### Written exercise
Copy out every line of the records below word for word, omitting the pictures.

^^^^

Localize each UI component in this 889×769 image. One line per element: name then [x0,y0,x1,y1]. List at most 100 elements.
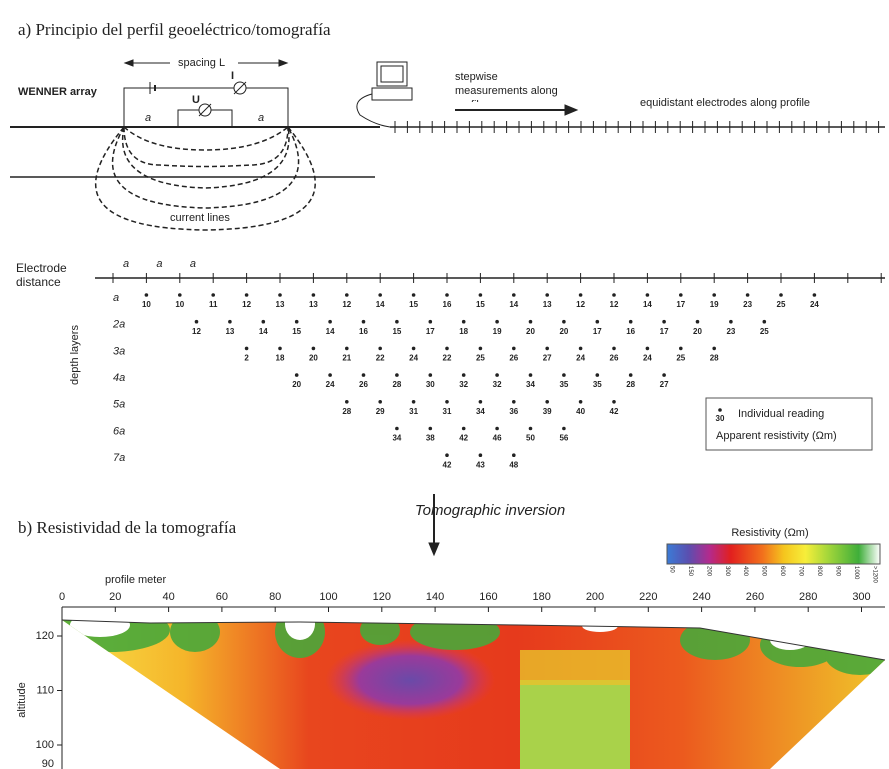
y-tick-label: 120 [36,630,54,642]
reading: 16 [443,300,452,309]
reading-dot [412,400,416,404]
reading: 17 [426,327,435,336]
reading: 24 [409,354,418,363]
reading: 42 [443,460,452,469]
reading: 28 [342,407,351,416]
reading-dot [479,293,483,297]
reading-dot [429,320,433,324]
reading: 42 [459,434,468,443]
reading-dot [429,427,433,431]
reading: 15 [476,300,485,309]
reading-dot [479,453,483,457]
reading: 35 [559,380,568,389]
reading: 24 [643,354,652,363]
reading: 26 [610,354,619,363]
reading: 26 [509,354,518,363]
reading-dot [679,347,683,351]
reading-dot [495,373,499,377]
reading: 23 [743,300,752,309]
reading: 12 [242,300,251,309]
x-tick-label: 40 [162,591,174,603]
reading: 20 [292,380,301,389]
x-tick-label: 0 [59,591,65,603]
reading: 48 [509,460,518,469]
reading-dot [579,347,583,351]
reading-dot [712,347,716,351]
spacing-label: a [190,258,196,270]
reading-dot [763,320,767,324]
reading-dot [195,320,199,324]
reading: 46 [493,434,502,443]
row-label: 6a [113,425,125,437]
reading-dot [512,347,516,351]
reading-dot [328,373,332,377]
reading-dot [529,320,533,324]
reading-dot [612,400,616,404]
reading-dot [412,347,416,351]
reading-dot [529,427,533,431]
row-label: 3a [113,345,125,357]
reading: 11 [209,300,218,309]
reading: 39 [543,407,552,416]
reading: 28 [392,380,401,389]
x-tick-label: 200 [586,591,604,603]
reading: 21 [342,354,351,363]
x-tick-label: 160 [479,591,497,603]
electrode-distance: Electrode distance [16,261,96,295]
colorbar-ticks: 501502003004005006007008009001000>1200 [668,566,877,584]
x-tick-label: 60 [216,591,228,603]
stepwise-label: stepwise measurements along profile [455,70,585,102]
reading: 18 [459,327,468,336]
part-b-title: b) Resistividad de la tomografía [18,518,237,537]
arrow-label: Tomographic inversion [415,502,565,519]
y-tick-label: 110 [36,684,54,696]
reading-dot [646,293,650,297]
reading: 26 [359,380,368,389]
reading-dot [395,373,399,377]
reading: 12 [576,300,585,309]
reading: 10 [175,300,184,309]
reading: 25 [476,354,485,363]
row-label: 7a [113,452,125,464]
reading-dot [345,347,349,351]
reading-dot [445,400,449,404]
reading: 29 [376,407,385,416]
reading-dot [178,293,182,297]
voltage-symbol: U [192,94,200,106]
reading-dot [462,320,466,324]
reading-dot [445,453,449,457]
stepwise-text: stepwise measurements along profile [455,70,565,102]
reading: 35 [593,380,602,389]
reading-dot [479,400,483,404]
reading-dot [545,293,549,297]
reading-dot [495,427,499,431]
reading-dot [295,320,299,324]
colorbar-tick: 400 [742,566,748,577]
colorbar [667,544,880,564]
reading: 22 [443,354,452,363]
electrode-ticks [113,121,881,283]
reading-dot [512,453,516,457]
reading: 14 [376,300,385,309]
reading-dot [662,320,666,324]
reading-dot [228,320,232,324]
reading-dot [245,347,249,351]
reading: 25 [777,300,786,309]
y-tick-label: 100 [36,739,54,751]
spacing-label: spacing L [178,57,225,69]
spacing-a: a [145,112,151,124]
reading-dot [211,293,215,297]
current-lines-label: current lines [170,212,230,224]
reading: 27 [660,380,669,389]
reading: 13 [309,300,318,309]
x-tick-label: 100 [319,591,337,603]
colorbar-title: Resistivity (Ωm) [731,527,808,539]
reading-dot [679,293,683,297]
reading-dot [278,293,282,297]
reading: 14 [643,300,652,309]
reading: 14 [259,327,268,336]
x-tick-label: 260 [746,591,764,603]
colorbar-tick: 300 [724,566,730,577]
reading-dot [579,400,583,404]
reading-dot [629,320,633,324]
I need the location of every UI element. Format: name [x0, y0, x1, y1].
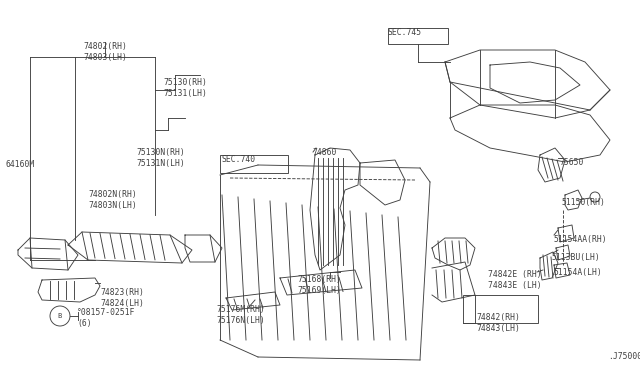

^^^^

### Solution to this problem
Localize each UI component in this 889×769 image. One line per element: name then [x0,y0,x1,y1]. List at most 100 elements.
y-tick-label: 120 [36,630,54,642]
reading: 16 [443,300,452,309]
reading-dot [412,400,416,404]
reading: 17 [426,327,435,336]
reading: 24 [409,354,418,363]
reading: 42 [443,460,452,469]
reading: 28 [342,407,351,416]
reading-dot [479,293,483,297]
reading-dot [429,320,433,324]
reading: 42 [459,434,468,443]
reading-dot [429,427,433,431]
reading: 15 [476,300,485,309]
reading-dot [479,453,483,457]
reading: 35 [559,380,568,389]
reading: 24 [643,354,652,363]
reading: 26 [610,354,619,363]
reading: 26 [509,354,518,363]
reading-dot [679,347,683,351]
reading-dot [495,373,499,377]
reading: 23 [743,300,752,309]
reading: 12 [242,300,251,309]
x-tick-label: 40 [162,591,174,603]
reading: 20 [292,380,301,389]
x-tick-label: 0 [59,591,65,603]
reading: 48 [509,460,518,469]
reading-dot [579,347,583,351]
reading-dot [712,347,716,351]
spacing-label: a [190,258,196,270]
reading-dot [763,320,767,324]
reading-dot [195,320,199,324]
reading: 46 [493,434,502,443]
row-label: 6a [113,425,125,437]
reading-dot [512,347,516,351]
reading-dot [328,373,332,377]
reading-dot [529,320,533,324]
reading-dot [612,400,616,404]
reading-dot [412,347,416,351]
reading-dot [529,427,533,431]
row-label: 3a [113,345,125,357]
reading: 11 [209,300,218,309]
reading: 39 [543,407,552,416]
reading: 28 [392,380,401,389]
x-tick-label: 200 [586,591,604,603]
reading: 21 [342,354,351,363]
x-tick-label: 160 [479,591,497,603]
electrode-distance: Electrode distance [16,261,96,295]
colorbar-ticks: 501502003004005006007008009001000>1200 [668,566,877,584]
x-tick-label: 60 [216,591,228,603]
stepwise-label: stepwise measurements along profile [455,70,585,102]
reading: 18 [459,327,468,336]
part-b-title: b) Resistividad de la tomografía [18,518,237,537]
arrow-label: Tomographic inversion [415,502,565,519]
y-tick-label: 110 [36,684,54,696]
reading-dot [646,293,650,297]
reading: 26 [359,380,368,389]
reading-dot [395,373,399,377]
reading: 12 [576,300,585,309]
reading: 10 [175,300,184,309]
reading: 25 [476,354,485,363]
row-label: 7a [113,452,125,464]
reading-dot [345,347,349,351]
reading-dot [445,400,449,404]
reading: 29 [376,407,385,416]
reading-dot [178,293,182,297]
voltage-symbol: U [192,94,200,106]
reading-dot [462,320,466,324]
reading-dot [445,453,449,457]
stepwise-text: stepwise measurements along profile [455,70,565,102]
reading: 35 [593,380,602,389]
reading-dot [479,400,483,404]
reading-dot [545,293,549,297]
reading-dot [495,427,499,431]
reading-dot [295,320,299,324]
colorbar-tick: 400 [742,566,748,577]
colorbar [667,544,880,564]
reading: 22 [443,354,452,363]
electrode-ticks [113,121,881,283]
reading-dot [512,453,516,457]
reading: 14 [376,300,385,309]
reading-dot [662,320,666,324]
reading-dot [228,320,232,324]
reading-dot [245,347,249,351]
reading: 25 [777,300,786,309]
y-tick-label: 100 [36,739,54,751]
spacing-label: spacing L [178,57,225,69]
spacing-a: a [145,112,151,124]
reading-dot [211,293,215,297]
current-lines-label: current lines [170,212,230,224]
reading: 27 [660,380,669,389]
reading: 13 [309,300,318,309]
x-tick-label: 100 [319,591,337,603]
colorbar-title: Resistivity (Ωm) [731,527,808,539]
reading-dot [679,293,683,297]
reading-dot [278,293,282,297]
reading: 14 [643,300,652,309]
reading: 14 [259,327,268,336]
x-tick-label: 260 [746,591,764,603]
colorbar-tick: 300 [724,566,730,577]
reading-dot [579,400,583,404]
reading-dot [629,320,633,324]
I need the location of every UI element. Format: name [x0, y0, x1, y1].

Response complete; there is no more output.